◆ Artigo:

Encontro de Leituras,
Humor filosófico
Saltitando entre anedota, papo cabeça e mitologia, o português Ricardo Araújo Pereira serve um banquete ensaístico sobre a comédia
06maio2025 • Atualizado em: 07maio2025No segundo capítulo de Coisa que não edifica nem destrói, Ricardo Araújo Pereira menciona a entrevista de Umberto Eco em que o pensador e romancista italiano, indagado sobre qual livro gostaria de ter escrito e não conseguiu, responde que sonhou por décadas escrever sobre a teoria da comédia. “Cada teórico da comédia, de Freud a Bergson, explica algum aspecto do fenômeno, mas não tudo”, diz Eco. Em seguida revela que, tendo quebrado a cara como todo mundo no ambicioso plano (“cada livro sobre o assunto tem fracassado”), seu sonho de tratado universal da comédia se transformou no romance O nome da rosa — o que me parece bom negócio.
Seja como for, talvez Eco fosse menos pessimista sobre a teoria da comédia se pudesse ter lido (verbo, entre tantos outros, que já não conjuga desde 2016) o livro em que o comediante, escritor, roteirista e intelectual português o cita. Não é que Coisa que não edifica nem destrói teorize de forma abrangente sobre o tema, como sonhou fazer o autor italiano. O que o livro faz é pegar os pedaços do fracasso da filosofia rigorosa do humor — coisa mais sem graça, vamos combinar — e preparar com eles um banquete ensaístico que é ao mesmo tempo saboroso e nutritivo, leve e denso, além de muito engraçado. E, sim, triste, melancólico, tenebroso e desesperador também — não existiria comédia sem isso.

◆ Exercício proposto 1: Copie fielmente, do artigo sobre o livro de Ricardo Araújo Pereira, o trecho que se inicia nas palavras que contêm "Seja como for, talvez" e vai até "comédia sem isso.".
◆ Exercício proposto 2: Traduza para o inglês esta frase do artigo sobre o livro de Ricardo Araújo Pereira: "Não é que Coisa que não edifica nem destrói teorize de forma abrangente sobre o tema, como sonhou fazer o autor italiano."
◆ Exercício proposto 3: Retome o artigo sobre o livro de Ricardo Araújo Pereira a partir do ponto em que ele para e dê continuidade ao texto.
O material que vem depois não precisa ser consultado.

◆ Dados apresentados:

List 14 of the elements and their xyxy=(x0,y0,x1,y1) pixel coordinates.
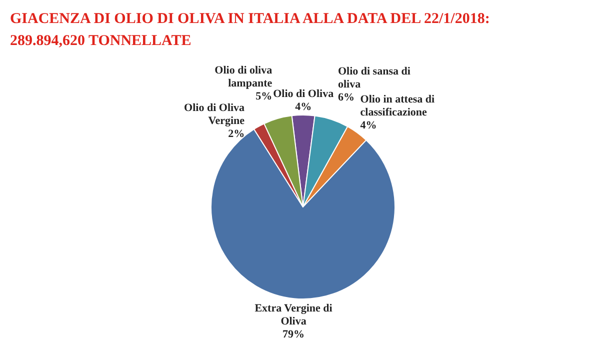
data-label: 4% xyxy=(295,101,312,113)
chart-title: GIACENZA DI OLIO DI OLIVA IN ITALIA ALLA DATA DEL 22/1/2018: xyxy=(10,10,491,29)
slice-label: Olio di Oliva Vergine xyxy=(184,102,246,127)
data-label: 6% xyxy=(338,92,354,104)
chart-subtitle: 289.894,620 TONNELLATE xyxy=(10,32,192,51)
data-label: 79% xyxy=(282,328,305,341)
slice-label: Olio di sansa di oliva xyxy=(338,66,410,91)
slice-label: Olio di oliva lampante xyxy=(214,64,273,90)
data-label: 4% xyxy=(360,120,377,132)
data-label: 5% xyxy=(256,90,272,102)
slice-label: Olio in attesa di classificazione xyxy=(360,94,435,119)
slice-label: Extra Vergine di Oliva xyxy=(254,302,332,328)
data-label: 2% xyxy=(228,128,245,140)
slice-label: Olio di Oliva xyxy=(273,88,334,100)
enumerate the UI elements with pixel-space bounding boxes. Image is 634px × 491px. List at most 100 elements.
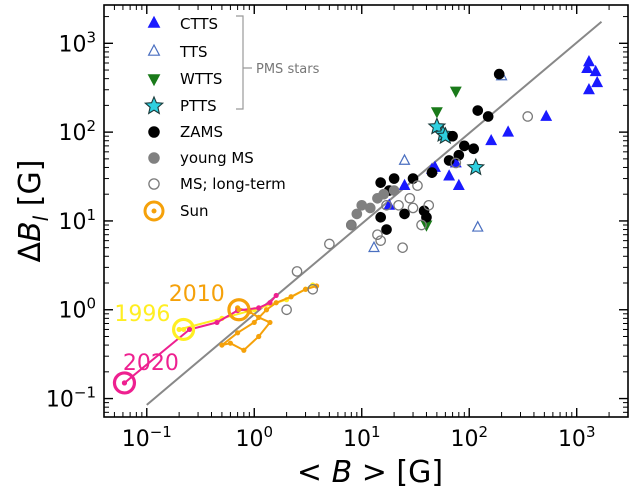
point-ctts — [452, 178, 465, 191]
sun-year-label-2020: 2020 — [123, 351, 179, 376]
point-ms-long-term — [307, 283, 319, 295]
point-young-ms — [378, 188, 390, 200]
legend-marker-sun-dot — [151, 208, 157, 214]
sun-marker-ring — [171, 317, 196, 342]
point-zams — [388, 173, 400, 184]
sun-marker-dot — [236, 307, 242, 313]
series-young-ms — [346, 185, 400, 231]
legend-marker-wtts — [147, 74, 161, 87]
point-ctts — [581, 61, 594, 73]
legend-item-ms-long-term: MS; long-term — [148, 175, 286, 193]
point-ctts — [502, 125, 515, 137]
legend-marker-tts — [147, 43, 161, 56]
point-zams — [399, 208, 410, 220]
sun-track-point-2010 — [241, 347, 247, 353]
y-tick-label: 102 — [58, 117, 96, 146]
sun-track-point-2020 — [214, 319, 220, 326]
point-ctts — [583, 82, 595, 95]
point-ms-long-term — [291, 266, 303, 277]
sun-track-point-2020 — [273, 292, 279, 299]
point-zams — [375, 177, 386, 188]
sun-marker-dot — [121, 380, 127, 386]
point-ctts — [583, 54, 595, 67]
sun-track-point-1996 — [176, 326, 182, 333]
sun-track-point-2010 — [251, 319, 257, 326]
x-tick-label: 100 — [235, 423, 273, 452]
sun-track-point-2010 — [219, 342, 225, 348]
legend-label-tts: TTS — [179, 43, 208, 61]
point-young-ms — [364, 202, 376, 214]
sun-marker-ring — [112, 371, 137, 395]
legend-marker-zams — [148, 126, 160, 138]
legend-label-young-ms: young MS — [180, 149, 254, 167]
fit-line-layer — [146, 20, 603, 406]
point-ms-long-term — [416, 219, 427, 231]
point-ms-long-term — [397, 242, 408, 253]
pms-bracket-label: PMS stars — [256, 62, 320, 77]
point-ctts — [589, 64, 602, 77]
data-points-layer — [281, 54, 604, 316]
point-ctts — [398, 178, 411, 191]
point-tts — [368, 240, 380, 253]
legend-marker-young-ms — [148, 152, 160, 164]
point-ctts — [540, 109, 553, 121]
sun-track-point-2010 — [227, 340, 234, 346]
sun-marker-dot — [181, 326, 187, 332]
ticks-layer: 10−1 100 101 102 103 10−1 100 101 102 103 — [46, 5, 629, 452]
legend-item-tts: TTS — [147, 43, 208, 61]
sun-year-label-2010: 2010 — [169, 282, 225, 307]
point-ctts — [443, 169, 456, 181]
legend-item-ctts: CTTS — [147, 15, 218, 33]
fit-line — [146, 20, 603, 406]
legend-label-sun: Sun — [180, 202, 209, 220]
plot-frame — [103, 4, 629, 418]
x-tick-label: 102 — [450, 423, 488, 452]
legend-marker-ctts — [147, 15, 161, 28]
point-ms-long-term — [407, 202, 419, 214]
point-tts — [471, 220, 484, 232]
legend-item-zams: ZAMS — [148, 123, 223, 141]
sun-track-point-2010 — [263, 307, 270, 313]
point-zams — [407, 173, 419, 184]
sun-track-point-2010 — [273, 300, 279, 306]
point-ms-long-term — [522, 111, 534, 122]
legend-item-wtts: WTTS — [147, 70, 222, 88]
point-ms-long-term — [324, 238, 335, 250]
sun-track-point-2010 — [267, 319, 273, 326]
sun-track-point-2010 — [256, 314, 262, 321]
point-ms-long-term — [393, 199, 404, 211]
legend-item-young-ms: young MS — [148, 149, 254, 167]
sun-year-label-1996: 1996 — [114, 302, 170, 327]
point-zams — [472, 105, 484, 116]
series-ms-long-term — [281, 111, 534, 316]
legend-item-ptts: PTTS — [143, 95, 217, 115]
plot-area — [103, 4, 629, 418]
point-zams — [375, 211, 386, 223]
point-ms-long-term — [346, 219, 357, 231]
sun-track-point-2010 — [235, 330, 241, 336]
sun-track-point-2020 — [256, 305, 262, 311]
sun-cycle-2010: 2010 — [169, 282, 320, 353]
point-ms-long-term — [450, 157, 462, 169]
point-tts — [398, 153, 411, 165]
point-ms-long-term — [381, 199, 392, 211]
legend-label-ptts: PTTS — [180, 97, 217, 115]
point-ms-long-term — [423, 199, 435, 211]
x-axis-title: < B > [G] — [297, 455, 443, 490]
point-ctts — [591, 75, 604, 88]
point-zams — [493, 68, 505, 80]
y-tick-label: 100 — [58, 295, 96, 324]
legend-marker-ms-long-term — [148, 178, 160, 190]
point-young-ms — [351, 208, 363, 220]
x-tick-label: 101 — [343, 423, 381, 452]
y-axis-title: ΔBl [G] — [13, 160, 53, 263]
legend-marker-ptts — [143, 95, 165, 115]
series-zams — [375, 68, 505, 235]
sun-track-point-2010 — [302, 286, 309, 292]
y-tick-label: 10−1 — [46, 384, 96, 413]
legend-item-sun: Sun — [143, 200, 209, 222]
point-ms-long-term — [375, 235, 386, 246]
point-zams — [458, 140, 470, 152]
y-tick-label: 101 — [58, 206, 96, 235]
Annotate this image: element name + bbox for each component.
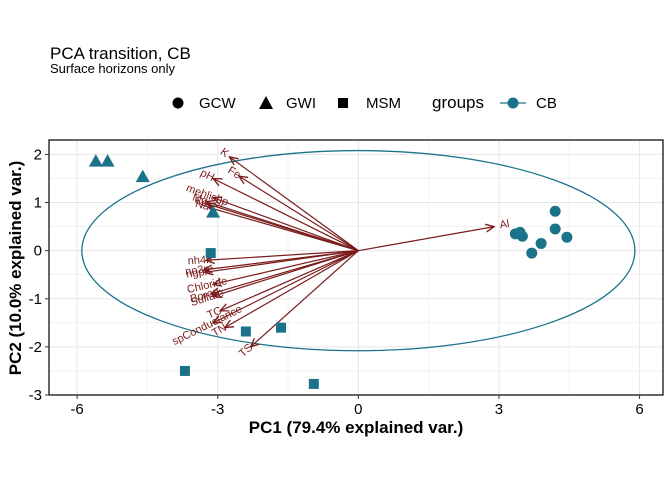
sample-points xyxy=(88,154,573,389)
point-triangle xyxy=(206,205,221,218)
point-triangle xyxy=(135,169,150,183)
loading-label: Ca xyxy=(193,194,211,210)
y-tick-label: -2 xyxy=(29,339,42,356)
chart-subtitle: Surface horizons only xyxy=(50,61,176,76)
loading-arrow xyxy=(358,227,494,252)
loading-arrow xyxy=(239,176,359,252)
legend-label-gcw: GCW xyxy=(199,95,237,112)
loading-arrow xyxy=(229,157,359,252)
loading-label: ngpn xyxy=(185,265,211,280)
point-square xyxy=(179,365,190,376)
loading-label: Na xyxy=(194,198,212,214)
loading-arrow xyxy=(211,250,359,294)
plot-panel xyxy=(49,140,663,396)
loading-arrow xyxy=(251,250,359,347)
ellipse-path xyxy=(81,149,636,352)
legend-group-point-icon xyxy=(507,97,519,109)
y-tick-label: 2 xyxy=(34,146,42,163)
legend-groups-title: groups xyxy=(432,93,484,112)
x-tick-label: 6 xyxy=(635,401,643,418)
loading-arrow xyxy=(225,250,359,328)
y-tick-label: 0 xyxy=(34,243,42,260)
x-tick-label: -3 xyxy=(211,401,224,418)
legend-circle-icon xyxy=(172,97,184,109)
point-square xyxy=(276,322,287,333)
loading-arrow xyxy=(213,250,359,323)
point-square xyxy=(308,378,319,389)
loading-arrow xyxy=(205,250,359,273)
x-tick-label: 0 xyxy=(354,401,362,418)
chart-title: PCA transition, CB xyxy=(50,44,191,63)
legend-triangle-icon xyxy=(259,96,273,109)
legend: GCW GWI MSM groups CB xyxy=(172,93,557,112)
y-tick-label: -3 xyxy=(29,387,42,404)
legend-label-cb: CB xyxy=(536,95,557,112)
point-circle xyxy=(535,237,547,249)
loading-arrow xyxy=(213,250,359,285)
loading-label: pH xyxy=(198,167,216,184)
panel-border xyxy=(48,139,664,396)
x-axis-title: PC1 (79.4% explained var.) xyxy=(249,418,464,437)
point-circle xyxy=(561,231,573,243)
legend-label-gwi: GWI xyxy=(286,95,316,112)
x-tick-label: 3 xyxy=(495,401,503,418)
point-square xyxy=(240,326,251,337)
loading-arrow xyxy=(213,198,359,252)
y-tick-label: -1 xyxy=(29,291,42,308)
point-square xyxy=(205,248,216,259)
point-circle xyxy=(516,230,528,242)
y-tick-label: 1 xyxy=(34,195,42,212)
point-circle xyxy=(549,205,561,217)
confidence-ellipse xyxy=(81,149,636,352)
legend-label-msm: MSM xyxy=(366,95,401,112)
loading-arrow xyxy=(208,207,359,252)
axis-ticks: -6 -3 0 3 6 -3 -2 -1 0 1 2 xyxy=(29,146,644,418)
loading-arrow xyxy=(220,250,359,311)
point-triangle xyxy=(100,154,115,167)
point-circle xyxy=(526,247,538,259)
loading-label: Mg xyxy=(191,191,209,207)
x-tick-label: -6 xyxy=(70,401,83,418)
legend-square-icon xyxy=(338,98,348,108)
point-circle xyxy=(549,223,561,235)
point-triangle xyxy=(88,154,103,167)
panel-frame xyxy=(48,139,664,396)
loading-arrow xyxy=(206,250,359,261)
loading-label: Al xyxy=(499,218,511,232)
loading-label: TC xyxy=(205,305,223,322)
loading-arrow xyxy=(213,178,359,252)
y-axis-title: PC2 (10.0% explained var.) xyxy=(6,161,25,376)
loading-label: Fe xyxy=(225,165,242,182)
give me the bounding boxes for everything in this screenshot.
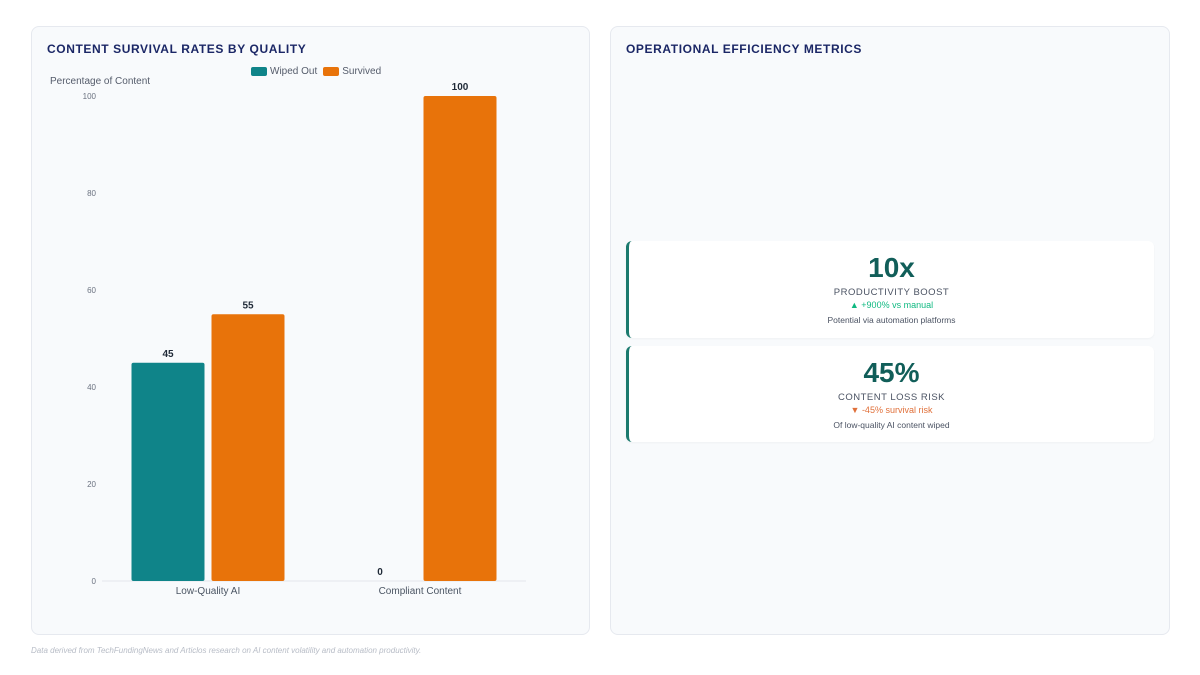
y-tick-label: 40	[87, 383, 96, 392]
metric-value: 10x	[868, 252, 915, 283]
y-tick-label: 80	[87, 189, 96, 198]
metric-change: ▼ -45% survival risk	[850, 405, 933, 415]
metric-card-content-loss: 45% CONTENT LOSS RISK ▼ -45% survival ri…	[626, 346, 1154, 442]
legend-swatch-survived	[323, 67, 340, 76]
metric-description: Of low-quality AI content wiped	[833, 420, 950, 430]
metric-card-productivity: 10x PRODUCTIVITY BOOST ▲ +900% vs manual…	[626, 241, 1154, 338]
metric-value: 45%	[863, 357, 920, 388]
bar-data-label: 55	[242, 300, 254, 311]
metric-label: CONTENT LOSS RISK	[837, 392, 946, 403]
bar-data-label: 45	[162, 349, 174, 360]
metric-change: ▲ +900% vs manual	[849, 300, 934, 310]
y-tick-label: 0	[92, 577, 97, 586]
legend-label-survived: Survived	[342, 66, 382, 77]
bar-wiped-out	[131, 362, 205, 581]
bar-data-label: 100	[452, 82, 469, 93]
y-tick-label: 60	[87, 286, 96, 295]
legend-item-survived[interactable]: Survived	[323, 66, 381, 77]
bar-survived	[423, 96, 497, 581]
y-tick-label: 100	[83, 92, 97, 101]
legend-label-wiped-out: Wiped Out	[270, 66, 318, 77]
x-tick-label: Low-Quality AI	[176, 586, 240, 597]
metrics-title: OPERATIONAL EFFICIENCY METRICS	[626, 42, 863, 56]
bar-survived	[211, 314, 285, 581]
survival-chart-panel: CONTENT SURVIVAL RATES BY QUALITY Wiped …	[31, 26, 590, 635]
chart-title: CONTENT SURVIVAL RATES BY QUALITY	[47, 42, 307, 56]
metrics-panel: OPERATIONAL EFFICIENCY METRICS 10x PRODU…	[610, 26, 1170, 635]
y-axis-label: Percentage of Content	[50, 76, 151, 87]
x-tick-label: Compliant Content	[379, 586, 462, 597]
metric-description: Potential via automation platforms	[827, 315, 956, 325]
y-tick-label: 20	[87, 480, 96, 489]
bar-chart: 0 20 40 60 80 100 45 55 Low-Quality AI 0 100 Compli…	[83, 82, 526, 597]
legend-item-wiped-out[interactable]: Wiped Out	[251, 66, 317, 77]
metric-label: PRODUCTIVITY BOOST	[833, 287, 950, 298]
footer-note: Data derived from TechFundingNews and Ar…	[31, 646, 422, 655]
chart-legend: Wiped Out Survived	[251, 66, 383, 77]
bar-data-label: 0	[377, 567, 383, 578]
legend-swatch-wiped-out	[251, 67, 267, 76]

◆ Resposta escrita 1:
Seja como for, talvez Eco fosse menos pessimista sobre a teoria da comédia se pudesse ter lido (verbo, entre tantos outros, que já não conjuga desde 2016) o livro em que o comediante, escritor, roteirista e intelectual português o cita. Não é que Coisa que não edifica nem destrói teorize de forma abrangente sobre o tema, como sonhou fazer o autor italiano. O que o livro faz é pegar os pedaços do fracasso da filosofia rigorosa do humor — coisa mais sem graça, vamos combinar — e preparar com eles um banquete ensaístico que é ao mesmo tempo saboroso e nutritivo, leve e denso, além de muito engraçado. E, sim, triste, melancólico, tenebroso e desesperador também — não existiria comédia sem isso.

◆ Resposta escrita 2: It is not that Coisa que não edifica nem destrói theorizes comprehensively about the subject, as the Italian author dreamed of doing.

◆ Resposta escrita 3:
O humor é uma das grandes obras do espírito humano. O fato de que incomoda tanta gente só o prova

A estratégia que garante o sucesso da empreitada é ela mesma humorística: diante da gravidade suprema de um desafio intelectual que humilha a humanidade desde Aristóteles — como nos humilha a consciência da morte —, o comediante, o bobo, o malandro, o trickster, o bufão realiza uma brusca operação de linguagem, uma espécie de drible simbólico que inverte a lógica do mundo, provocando o riso. O que faz o comediante, argumenta o rap (a partir deste momento tornado sigla):
Não é o contrário da filosofia, é uma filosofia do avesso. É diferente. Uma camisola do avesso não é o contrário de uma camisola. Continua a ser uma camisola, está é do avesso.
Seu novo livro pode ser lido como o sonho de Eco do avesso.
A frase da camisola surge a propósito de um subversivo cômico — entre os muitos que o livro garimpa nas histórias da Terra — chamado Nassredin. Todo mundo já ouviu a piada do sujeito que procura na rua a chave que perdeu dentro de casa e, quando lhe perguntam por que faz isso, responde: “Aqui há mais luz”. O que menos pessoas sabem é que o protagonista dessa história, mistura de idiota e gênio, teria vivido de verdade entre 1208 e 1284, antes de se tornar “figura importantíssima do folclore do Médio Oriente” e ganhar estátuas em sua homenagem “desde Bruxelas, na Bélgica, até Astana, no Cazaquistão”.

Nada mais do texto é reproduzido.